* What to do
For the listing underneath, give the count of lines containing the string "octobre" and nothing further.

** Begin Input for this task **

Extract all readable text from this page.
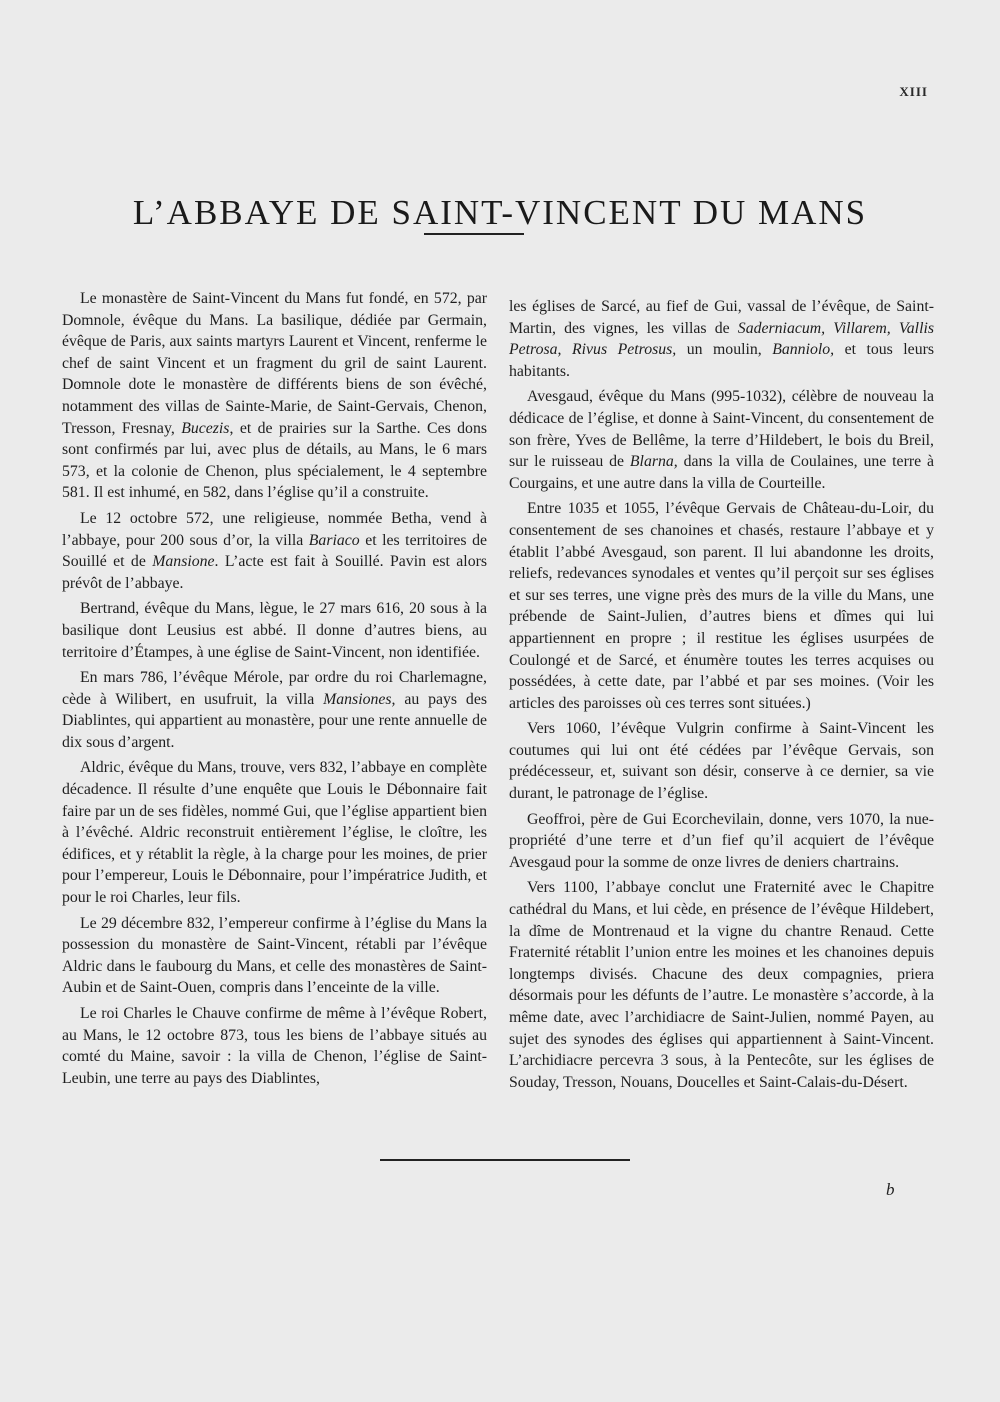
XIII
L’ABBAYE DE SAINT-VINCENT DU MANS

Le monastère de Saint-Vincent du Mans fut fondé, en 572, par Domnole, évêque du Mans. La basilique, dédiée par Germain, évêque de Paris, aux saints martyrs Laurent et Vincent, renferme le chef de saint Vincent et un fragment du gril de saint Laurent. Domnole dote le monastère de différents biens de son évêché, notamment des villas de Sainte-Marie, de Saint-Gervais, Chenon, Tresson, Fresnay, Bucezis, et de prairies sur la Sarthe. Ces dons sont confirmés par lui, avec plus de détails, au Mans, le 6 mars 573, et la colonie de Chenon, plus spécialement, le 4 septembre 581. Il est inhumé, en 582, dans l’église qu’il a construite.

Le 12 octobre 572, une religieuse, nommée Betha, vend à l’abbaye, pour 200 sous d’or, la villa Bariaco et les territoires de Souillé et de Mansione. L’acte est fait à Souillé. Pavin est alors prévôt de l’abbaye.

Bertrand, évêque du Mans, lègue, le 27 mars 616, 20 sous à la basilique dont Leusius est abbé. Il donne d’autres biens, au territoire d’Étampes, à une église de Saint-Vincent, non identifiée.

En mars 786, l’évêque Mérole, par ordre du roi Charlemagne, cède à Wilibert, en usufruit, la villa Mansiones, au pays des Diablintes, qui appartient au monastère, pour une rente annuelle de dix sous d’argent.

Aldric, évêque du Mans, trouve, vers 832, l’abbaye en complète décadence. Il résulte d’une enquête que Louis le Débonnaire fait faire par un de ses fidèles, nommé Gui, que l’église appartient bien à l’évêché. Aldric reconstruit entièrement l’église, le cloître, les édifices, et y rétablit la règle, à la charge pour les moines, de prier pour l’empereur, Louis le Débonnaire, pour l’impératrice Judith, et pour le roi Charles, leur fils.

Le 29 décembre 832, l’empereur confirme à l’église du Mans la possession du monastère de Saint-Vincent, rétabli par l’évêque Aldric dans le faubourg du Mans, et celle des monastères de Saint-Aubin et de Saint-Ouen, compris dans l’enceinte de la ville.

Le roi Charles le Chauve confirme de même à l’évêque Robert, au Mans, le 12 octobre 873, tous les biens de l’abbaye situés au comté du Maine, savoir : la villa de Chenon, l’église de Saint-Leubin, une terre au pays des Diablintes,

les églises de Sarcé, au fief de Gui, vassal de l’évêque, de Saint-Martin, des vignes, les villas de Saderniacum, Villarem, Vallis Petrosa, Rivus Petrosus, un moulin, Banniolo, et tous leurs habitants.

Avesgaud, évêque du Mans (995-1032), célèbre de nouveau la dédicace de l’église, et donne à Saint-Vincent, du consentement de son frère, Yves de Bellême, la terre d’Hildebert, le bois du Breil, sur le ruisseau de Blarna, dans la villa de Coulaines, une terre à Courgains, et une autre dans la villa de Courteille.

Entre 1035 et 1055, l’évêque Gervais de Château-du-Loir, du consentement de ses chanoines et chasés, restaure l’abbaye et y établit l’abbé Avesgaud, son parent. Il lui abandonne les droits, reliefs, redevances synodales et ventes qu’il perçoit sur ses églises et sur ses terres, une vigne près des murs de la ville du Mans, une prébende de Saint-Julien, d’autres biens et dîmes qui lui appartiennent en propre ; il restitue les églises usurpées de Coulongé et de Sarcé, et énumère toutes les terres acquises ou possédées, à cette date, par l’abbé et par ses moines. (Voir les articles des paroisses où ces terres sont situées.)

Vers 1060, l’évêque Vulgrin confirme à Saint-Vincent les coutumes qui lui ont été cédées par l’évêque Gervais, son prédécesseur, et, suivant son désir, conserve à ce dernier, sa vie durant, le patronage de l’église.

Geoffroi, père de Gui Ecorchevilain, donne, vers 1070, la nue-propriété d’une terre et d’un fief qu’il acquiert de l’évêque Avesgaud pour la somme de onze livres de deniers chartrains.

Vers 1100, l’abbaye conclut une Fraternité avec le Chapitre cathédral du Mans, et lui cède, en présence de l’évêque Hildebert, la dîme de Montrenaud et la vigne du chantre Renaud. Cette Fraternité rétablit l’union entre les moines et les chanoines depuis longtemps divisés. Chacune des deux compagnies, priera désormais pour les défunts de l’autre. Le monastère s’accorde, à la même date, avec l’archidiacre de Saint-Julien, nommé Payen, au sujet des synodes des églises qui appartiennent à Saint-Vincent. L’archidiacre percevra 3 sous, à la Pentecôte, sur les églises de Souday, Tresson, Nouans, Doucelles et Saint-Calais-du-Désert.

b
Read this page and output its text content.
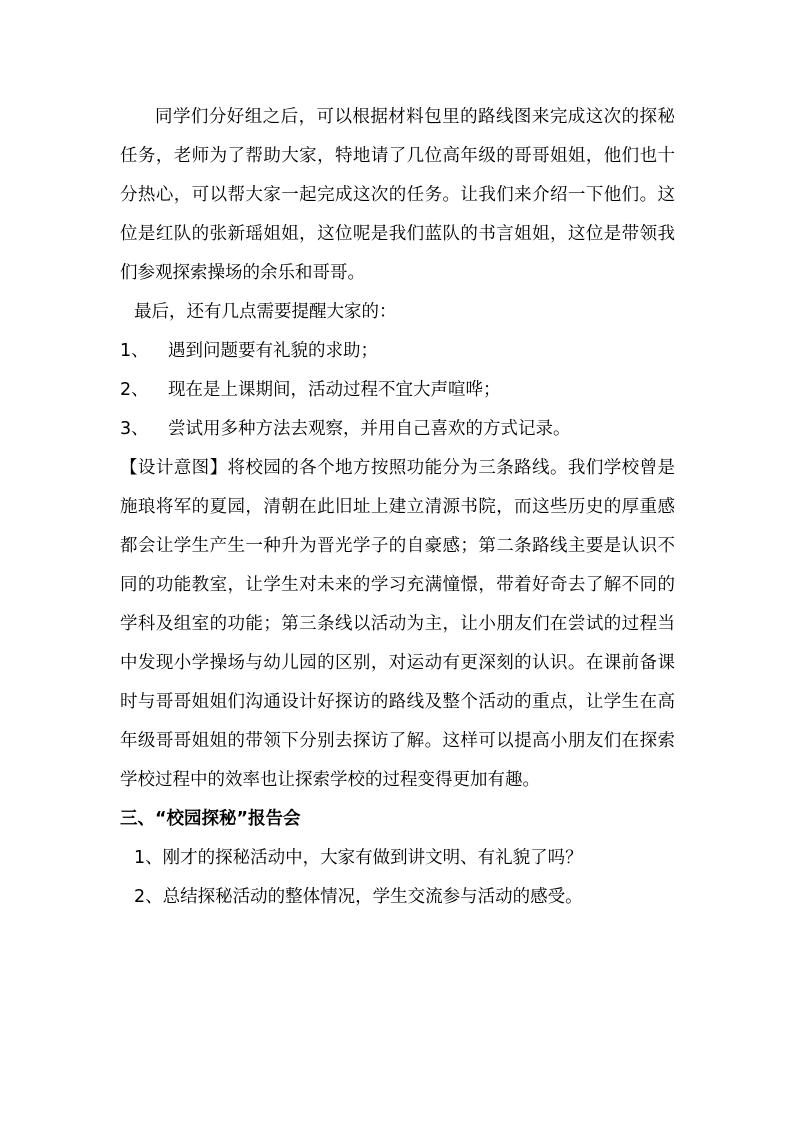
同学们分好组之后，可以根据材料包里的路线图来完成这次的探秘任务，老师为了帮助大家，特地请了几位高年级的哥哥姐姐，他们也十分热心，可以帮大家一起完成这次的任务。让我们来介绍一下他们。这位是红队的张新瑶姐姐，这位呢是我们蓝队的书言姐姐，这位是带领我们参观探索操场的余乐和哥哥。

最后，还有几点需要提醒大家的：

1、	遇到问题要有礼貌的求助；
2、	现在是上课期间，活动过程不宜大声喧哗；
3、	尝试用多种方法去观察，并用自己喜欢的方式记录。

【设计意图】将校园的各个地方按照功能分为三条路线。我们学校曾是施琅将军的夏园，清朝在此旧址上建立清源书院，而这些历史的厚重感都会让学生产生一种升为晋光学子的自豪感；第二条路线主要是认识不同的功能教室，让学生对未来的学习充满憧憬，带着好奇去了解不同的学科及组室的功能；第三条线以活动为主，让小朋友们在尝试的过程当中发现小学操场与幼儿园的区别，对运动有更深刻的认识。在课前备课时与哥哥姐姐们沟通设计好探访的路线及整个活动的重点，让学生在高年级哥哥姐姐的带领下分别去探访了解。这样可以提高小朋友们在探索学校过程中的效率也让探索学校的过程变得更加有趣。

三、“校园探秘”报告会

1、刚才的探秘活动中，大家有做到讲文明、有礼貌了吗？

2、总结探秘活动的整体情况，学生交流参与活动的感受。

** End Input for this task **

* Answer for this exercise
2